**Aim:**
Take every line that has the string "convey" and copy it out.

Data records
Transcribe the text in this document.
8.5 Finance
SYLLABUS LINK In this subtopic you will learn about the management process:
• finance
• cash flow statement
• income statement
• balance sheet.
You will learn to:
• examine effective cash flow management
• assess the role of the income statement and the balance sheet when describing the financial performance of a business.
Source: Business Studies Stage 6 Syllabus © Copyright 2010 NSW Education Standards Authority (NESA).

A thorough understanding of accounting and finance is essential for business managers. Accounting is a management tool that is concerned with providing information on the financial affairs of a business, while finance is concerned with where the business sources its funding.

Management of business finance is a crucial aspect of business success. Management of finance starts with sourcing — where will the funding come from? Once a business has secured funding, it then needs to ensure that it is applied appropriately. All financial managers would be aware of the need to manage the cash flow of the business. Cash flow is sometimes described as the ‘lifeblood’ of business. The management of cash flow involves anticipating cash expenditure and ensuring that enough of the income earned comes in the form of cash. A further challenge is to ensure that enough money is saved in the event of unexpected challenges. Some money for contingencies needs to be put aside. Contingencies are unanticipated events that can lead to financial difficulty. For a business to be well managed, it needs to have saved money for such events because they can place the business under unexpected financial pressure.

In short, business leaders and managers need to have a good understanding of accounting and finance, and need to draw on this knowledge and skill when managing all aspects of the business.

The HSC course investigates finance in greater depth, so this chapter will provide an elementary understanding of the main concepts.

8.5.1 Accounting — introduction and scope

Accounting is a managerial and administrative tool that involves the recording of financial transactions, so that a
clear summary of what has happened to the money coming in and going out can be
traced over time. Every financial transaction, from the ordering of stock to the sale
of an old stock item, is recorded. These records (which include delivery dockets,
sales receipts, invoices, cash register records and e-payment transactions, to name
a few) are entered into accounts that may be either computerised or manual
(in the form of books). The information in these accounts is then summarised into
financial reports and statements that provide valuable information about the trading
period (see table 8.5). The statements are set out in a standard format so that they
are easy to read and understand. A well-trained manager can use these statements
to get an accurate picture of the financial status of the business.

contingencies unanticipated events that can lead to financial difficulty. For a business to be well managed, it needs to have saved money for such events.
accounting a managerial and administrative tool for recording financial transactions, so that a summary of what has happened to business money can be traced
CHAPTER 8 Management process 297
--
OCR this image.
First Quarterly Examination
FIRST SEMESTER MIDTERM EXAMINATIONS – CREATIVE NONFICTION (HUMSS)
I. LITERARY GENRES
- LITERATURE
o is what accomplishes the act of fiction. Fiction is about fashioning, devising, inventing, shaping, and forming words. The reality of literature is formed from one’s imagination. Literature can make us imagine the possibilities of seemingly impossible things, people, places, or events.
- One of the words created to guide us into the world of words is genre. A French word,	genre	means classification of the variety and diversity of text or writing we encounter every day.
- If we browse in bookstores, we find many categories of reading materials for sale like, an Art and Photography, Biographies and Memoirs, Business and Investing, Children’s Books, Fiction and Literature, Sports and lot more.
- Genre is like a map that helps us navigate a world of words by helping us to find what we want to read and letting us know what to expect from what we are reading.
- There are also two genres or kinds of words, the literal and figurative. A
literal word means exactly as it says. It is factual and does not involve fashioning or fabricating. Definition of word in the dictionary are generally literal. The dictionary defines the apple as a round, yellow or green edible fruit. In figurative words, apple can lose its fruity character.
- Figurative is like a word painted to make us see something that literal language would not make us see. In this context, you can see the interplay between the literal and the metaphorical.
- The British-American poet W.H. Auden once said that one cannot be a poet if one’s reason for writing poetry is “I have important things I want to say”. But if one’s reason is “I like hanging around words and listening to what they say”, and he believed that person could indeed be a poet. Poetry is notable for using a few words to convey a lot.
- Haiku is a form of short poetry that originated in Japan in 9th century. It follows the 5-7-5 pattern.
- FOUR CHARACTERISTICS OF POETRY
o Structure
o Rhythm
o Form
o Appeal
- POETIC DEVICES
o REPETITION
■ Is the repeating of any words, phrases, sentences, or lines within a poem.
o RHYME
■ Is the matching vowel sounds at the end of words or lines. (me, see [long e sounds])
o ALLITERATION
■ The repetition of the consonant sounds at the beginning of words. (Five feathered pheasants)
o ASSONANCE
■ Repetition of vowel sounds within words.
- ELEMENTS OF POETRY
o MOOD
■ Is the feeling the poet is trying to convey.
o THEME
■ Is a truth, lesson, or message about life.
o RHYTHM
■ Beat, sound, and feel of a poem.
---
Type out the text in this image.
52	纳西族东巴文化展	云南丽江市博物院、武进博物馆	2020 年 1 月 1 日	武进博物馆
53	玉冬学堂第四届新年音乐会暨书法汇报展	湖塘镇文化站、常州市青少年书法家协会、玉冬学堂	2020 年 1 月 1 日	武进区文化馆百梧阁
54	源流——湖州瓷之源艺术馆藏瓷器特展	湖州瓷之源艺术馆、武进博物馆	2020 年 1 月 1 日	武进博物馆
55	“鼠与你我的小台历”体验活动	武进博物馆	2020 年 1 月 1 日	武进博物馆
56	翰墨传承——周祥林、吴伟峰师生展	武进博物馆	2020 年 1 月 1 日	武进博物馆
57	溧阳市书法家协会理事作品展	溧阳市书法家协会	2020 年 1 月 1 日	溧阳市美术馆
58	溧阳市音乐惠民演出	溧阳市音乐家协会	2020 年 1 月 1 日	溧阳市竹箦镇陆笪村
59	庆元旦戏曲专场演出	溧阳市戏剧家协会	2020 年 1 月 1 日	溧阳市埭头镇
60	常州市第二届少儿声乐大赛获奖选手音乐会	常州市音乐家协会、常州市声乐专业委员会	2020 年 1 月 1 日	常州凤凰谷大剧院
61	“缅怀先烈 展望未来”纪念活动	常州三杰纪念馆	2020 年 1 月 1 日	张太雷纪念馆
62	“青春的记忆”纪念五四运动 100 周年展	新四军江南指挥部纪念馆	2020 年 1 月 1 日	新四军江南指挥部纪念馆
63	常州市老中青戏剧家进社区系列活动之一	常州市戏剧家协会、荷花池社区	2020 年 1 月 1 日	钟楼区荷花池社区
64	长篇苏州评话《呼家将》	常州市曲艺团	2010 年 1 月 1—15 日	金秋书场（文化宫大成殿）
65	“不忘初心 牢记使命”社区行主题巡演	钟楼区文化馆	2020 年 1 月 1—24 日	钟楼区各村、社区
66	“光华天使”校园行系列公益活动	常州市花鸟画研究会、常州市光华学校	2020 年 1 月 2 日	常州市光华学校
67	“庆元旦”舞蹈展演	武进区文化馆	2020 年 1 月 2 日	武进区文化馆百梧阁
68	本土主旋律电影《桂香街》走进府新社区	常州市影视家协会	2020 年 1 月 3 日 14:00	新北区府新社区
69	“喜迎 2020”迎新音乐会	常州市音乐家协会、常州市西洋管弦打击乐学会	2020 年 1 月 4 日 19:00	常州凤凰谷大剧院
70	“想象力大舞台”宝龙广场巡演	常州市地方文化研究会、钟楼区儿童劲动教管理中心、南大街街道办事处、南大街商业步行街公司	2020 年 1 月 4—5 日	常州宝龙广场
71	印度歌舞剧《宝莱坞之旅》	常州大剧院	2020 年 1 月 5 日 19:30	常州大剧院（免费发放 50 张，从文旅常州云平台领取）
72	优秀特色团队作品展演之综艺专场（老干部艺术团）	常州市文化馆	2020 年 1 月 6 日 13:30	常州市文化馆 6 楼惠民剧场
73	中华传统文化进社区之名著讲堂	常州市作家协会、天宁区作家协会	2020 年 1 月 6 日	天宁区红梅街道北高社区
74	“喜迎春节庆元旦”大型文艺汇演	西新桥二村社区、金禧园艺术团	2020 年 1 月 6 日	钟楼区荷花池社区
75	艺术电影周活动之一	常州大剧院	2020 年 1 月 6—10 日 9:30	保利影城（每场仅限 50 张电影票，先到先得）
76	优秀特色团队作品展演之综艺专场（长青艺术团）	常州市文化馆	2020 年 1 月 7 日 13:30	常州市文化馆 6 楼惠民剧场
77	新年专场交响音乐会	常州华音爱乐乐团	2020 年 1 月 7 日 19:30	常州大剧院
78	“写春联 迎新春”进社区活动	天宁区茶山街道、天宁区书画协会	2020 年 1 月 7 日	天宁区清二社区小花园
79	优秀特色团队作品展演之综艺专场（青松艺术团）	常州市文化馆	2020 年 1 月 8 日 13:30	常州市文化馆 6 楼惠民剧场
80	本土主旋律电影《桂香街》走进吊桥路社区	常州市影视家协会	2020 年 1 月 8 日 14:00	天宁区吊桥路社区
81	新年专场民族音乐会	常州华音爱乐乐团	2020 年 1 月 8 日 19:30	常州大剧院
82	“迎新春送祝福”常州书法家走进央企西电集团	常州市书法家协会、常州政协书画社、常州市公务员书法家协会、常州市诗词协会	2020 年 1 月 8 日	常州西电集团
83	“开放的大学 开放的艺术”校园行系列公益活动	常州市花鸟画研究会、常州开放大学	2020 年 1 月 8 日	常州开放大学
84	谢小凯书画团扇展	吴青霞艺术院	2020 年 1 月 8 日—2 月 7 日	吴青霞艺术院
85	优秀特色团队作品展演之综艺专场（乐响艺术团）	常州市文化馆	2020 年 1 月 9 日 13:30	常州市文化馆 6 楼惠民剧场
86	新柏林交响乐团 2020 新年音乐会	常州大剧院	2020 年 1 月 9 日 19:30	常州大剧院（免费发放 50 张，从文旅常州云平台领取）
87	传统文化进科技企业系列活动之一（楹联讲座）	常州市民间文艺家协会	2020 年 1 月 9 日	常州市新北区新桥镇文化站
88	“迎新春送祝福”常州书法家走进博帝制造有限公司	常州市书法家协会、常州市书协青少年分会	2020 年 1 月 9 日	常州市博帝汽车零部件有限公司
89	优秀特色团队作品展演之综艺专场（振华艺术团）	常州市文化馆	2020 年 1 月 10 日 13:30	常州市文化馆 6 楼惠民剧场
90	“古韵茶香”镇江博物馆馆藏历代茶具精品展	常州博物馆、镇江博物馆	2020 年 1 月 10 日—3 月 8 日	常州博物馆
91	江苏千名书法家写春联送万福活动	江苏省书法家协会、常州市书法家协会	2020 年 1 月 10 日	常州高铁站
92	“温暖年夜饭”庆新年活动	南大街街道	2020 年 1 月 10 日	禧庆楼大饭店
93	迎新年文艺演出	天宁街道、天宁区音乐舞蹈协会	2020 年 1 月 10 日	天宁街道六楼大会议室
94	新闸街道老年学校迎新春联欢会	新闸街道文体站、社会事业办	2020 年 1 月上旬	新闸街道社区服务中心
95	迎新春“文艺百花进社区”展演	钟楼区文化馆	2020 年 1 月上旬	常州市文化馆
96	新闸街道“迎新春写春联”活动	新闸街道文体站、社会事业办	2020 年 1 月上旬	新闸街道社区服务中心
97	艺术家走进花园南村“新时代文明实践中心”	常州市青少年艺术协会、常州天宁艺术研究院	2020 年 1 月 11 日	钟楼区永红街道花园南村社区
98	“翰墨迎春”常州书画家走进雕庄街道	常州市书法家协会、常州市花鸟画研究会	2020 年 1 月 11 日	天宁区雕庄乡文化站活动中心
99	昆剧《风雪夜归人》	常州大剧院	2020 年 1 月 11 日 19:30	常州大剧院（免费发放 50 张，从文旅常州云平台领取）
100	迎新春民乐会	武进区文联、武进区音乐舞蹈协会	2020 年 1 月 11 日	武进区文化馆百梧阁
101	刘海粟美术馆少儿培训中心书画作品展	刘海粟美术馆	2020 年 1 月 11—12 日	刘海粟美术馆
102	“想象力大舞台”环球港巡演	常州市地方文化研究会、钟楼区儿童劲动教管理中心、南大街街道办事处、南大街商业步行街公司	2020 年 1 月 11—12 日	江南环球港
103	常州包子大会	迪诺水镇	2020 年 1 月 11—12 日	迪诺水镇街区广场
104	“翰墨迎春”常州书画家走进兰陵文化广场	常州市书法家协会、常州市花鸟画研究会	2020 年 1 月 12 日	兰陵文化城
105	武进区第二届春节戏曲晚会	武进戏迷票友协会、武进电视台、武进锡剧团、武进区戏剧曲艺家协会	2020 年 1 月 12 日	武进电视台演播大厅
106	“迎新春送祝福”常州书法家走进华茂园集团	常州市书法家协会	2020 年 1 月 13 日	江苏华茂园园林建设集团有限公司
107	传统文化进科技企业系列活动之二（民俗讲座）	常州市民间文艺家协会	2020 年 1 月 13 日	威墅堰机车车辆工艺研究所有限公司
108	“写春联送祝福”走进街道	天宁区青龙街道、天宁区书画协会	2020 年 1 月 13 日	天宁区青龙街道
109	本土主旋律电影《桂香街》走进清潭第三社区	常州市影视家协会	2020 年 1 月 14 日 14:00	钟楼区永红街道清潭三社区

**Response below:**
- The British-American poet W.H. Auden once said that one cannot be a poet if one’s reason for writing poetry is “I have important things I want to say”. But if one’s reason is “I like hanging around words and listening to what they say”, and he believed that person could indeed be a poet. Poetry is notable for using a few words to convey a lot.
■ Is the feeling the poet is trying to convey.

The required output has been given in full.